== DATASET EXTRACT ==

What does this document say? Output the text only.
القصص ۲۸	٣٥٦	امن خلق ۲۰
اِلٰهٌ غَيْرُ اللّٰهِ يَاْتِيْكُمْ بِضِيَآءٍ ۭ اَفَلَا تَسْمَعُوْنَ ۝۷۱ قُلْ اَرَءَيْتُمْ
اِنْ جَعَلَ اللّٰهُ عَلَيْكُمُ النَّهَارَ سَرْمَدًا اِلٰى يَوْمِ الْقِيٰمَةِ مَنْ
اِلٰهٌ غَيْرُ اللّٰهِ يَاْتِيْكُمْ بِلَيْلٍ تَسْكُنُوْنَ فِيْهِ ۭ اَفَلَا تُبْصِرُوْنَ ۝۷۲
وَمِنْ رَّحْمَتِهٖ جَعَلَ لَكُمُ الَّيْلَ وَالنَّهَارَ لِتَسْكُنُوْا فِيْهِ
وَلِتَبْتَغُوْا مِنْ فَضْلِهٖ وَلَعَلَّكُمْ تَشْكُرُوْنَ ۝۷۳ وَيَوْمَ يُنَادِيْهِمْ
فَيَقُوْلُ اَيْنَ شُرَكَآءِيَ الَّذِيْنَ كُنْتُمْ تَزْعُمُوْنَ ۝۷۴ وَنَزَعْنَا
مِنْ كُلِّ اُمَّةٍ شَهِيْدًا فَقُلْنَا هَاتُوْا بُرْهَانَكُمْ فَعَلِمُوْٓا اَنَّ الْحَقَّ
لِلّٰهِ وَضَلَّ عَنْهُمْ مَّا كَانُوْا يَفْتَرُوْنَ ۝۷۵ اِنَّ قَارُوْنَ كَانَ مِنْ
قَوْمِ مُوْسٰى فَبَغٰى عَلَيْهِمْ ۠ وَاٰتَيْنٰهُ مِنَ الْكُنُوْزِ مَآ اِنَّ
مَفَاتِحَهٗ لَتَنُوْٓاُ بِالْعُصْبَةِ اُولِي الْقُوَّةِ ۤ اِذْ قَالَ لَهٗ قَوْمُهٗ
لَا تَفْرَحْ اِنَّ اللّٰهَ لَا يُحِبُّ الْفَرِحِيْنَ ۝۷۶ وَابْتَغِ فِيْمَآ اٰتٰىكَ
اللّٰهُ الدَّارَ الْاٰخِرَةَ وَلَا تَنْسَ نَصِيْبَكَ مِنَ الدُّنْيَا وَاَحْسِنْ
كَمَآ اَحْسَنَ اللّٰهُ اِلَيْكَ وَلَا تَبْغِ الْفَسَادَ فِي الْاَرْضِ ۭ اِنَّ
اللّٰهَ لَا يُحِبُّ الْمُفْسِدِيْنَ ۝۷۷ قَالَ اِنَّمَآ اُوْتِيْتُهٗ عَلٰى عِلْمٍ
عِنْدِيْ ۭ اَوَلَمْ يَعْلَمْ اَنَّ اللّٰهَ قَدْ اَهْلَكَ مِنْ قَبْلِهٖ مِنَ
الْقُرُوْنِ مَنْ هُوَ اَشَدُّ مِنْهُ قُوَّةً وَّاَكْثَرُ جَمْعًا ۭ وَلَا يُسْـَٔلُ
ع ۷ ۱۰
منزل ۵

===

* _AIM_
Return the full listing, character for character.

* _THE OUTPUT_
What does this document say? Output the text only.
القصص ۲۸	٣٥٦	امن خلق ۲۰
اِلٰهٌ غَيْرُ اللّٰهِ يَاْتِيْكُمْ بِضِيَآءٍ ۭ اَفَلَا تَسْمَعُوْنَ ۝۷۱ قُلْ اَرَءَيْتُمْ
اِنْ جَعَلَ اللّٰهُ عَلَيْكُمُ النَّهَارَ سَرْمَدًا اِلٰى يَوْمِ الْقِيٰمَةِ مَنْ
اِلٰهٌ غَيْرُ اللّٰهِ يَاْتِيْكُمْ بِلَيْلٍ تَسْكُنُوْنَ فِيْهِ ۭ اَفَلَا تُبْصِرُوْنَ ۝۷۲
وَمِنْ رَّحْمَتِهٖ جَعَلَ لَكُمُ الَّيْلَ وَالنَّهَارَ لِتَسْكُنُوْا فِيْهِ
وَلِتَبْتَغُوْا مِنْ فَضْلِهٖ وَلَعَلَّكُمْ تَشْكُرُوْنَ ۝۷۳ وَيَوْمَ يُنَادِيْهِمْ
فَيَقُوْلُ اَيْنَ شُرَكَآءِيَ الَّذِيْنَ كُنْتُمْ تَزْعُمُوْنَ ۝۷۴ وَنَزَعْنَا
مِنْ كُلِّ اُمَّةٍ شَهِيْدًا فَقُلْنَا هَاتُوْا بُرْهَانَكُمْ فَعَلِمُوْٓا اَنَّ الْحَقَّ
لِلّٰهِ وَضَلَّ عَنْهُمْ مَّا كَانُوْا يَفْتَرُوْنَ ۝۷۵ اِنَّ قَارُوْنَ كَانَ مِنْ
قَوْمِ مُوْسٰى فَبَغٰى عَلَيْهِمْ ۠ وَاٰتَيْنٰهُ مِنَ الْكُنُوْزِ مَآ اِنَّ
مَفَاتِحَهٗ لَتَنُوْٓاُ بِالْعُصْبَةِ اُولِي الْقُوَّةِ ۤ اِذْ قَالَ لَهٗ قَوْمُهٗ
لَا تَفْرَحْ اِنَّ اللّٰهَ لَا يُحِبُّ الْفَرِحِيْنَ ۝۷۶ وَابْتَغِ فِيْمَآ اٰتٰىكَ
اللّٰهُ الدَّارَ الْاٰخِرَةَ وَلَا تَنْسَ نَصِيْبَكَ مِنَ الدُّنْيَا وَاَحْسِنْ
كَمَآ اَحْسَنَ اللّٰهُ اِلَيْكَ وَلَا تَبْغِ الْفَسَادَ فِي الْاَرْضِ ۭ اِنَّ
اللّٰهَ لَا يُحِبُّ الْمُفْسِدِيْنَ ۝۷۷ قَالَ اِنَّمَآ اُوْتِيْتُهٗ عَلٰى عِلْمٍ
عِنْدِيْ ۭ اَوَلَمْ يَعْلَمْ اَنَّ اللّٰهَ قَدْ اَهْلَكَ مِنْ قَبْلِهٖ مِنَ
الْقُرُوْنِ مَنْ هُوَ اَشَدُّ مِنْهُ قُوَّةً وَّاَكْثَرُ جَمْعًا ۭ وَلَا يُسْـَٔلُ
ع ۷ ۱۰
منزل ۵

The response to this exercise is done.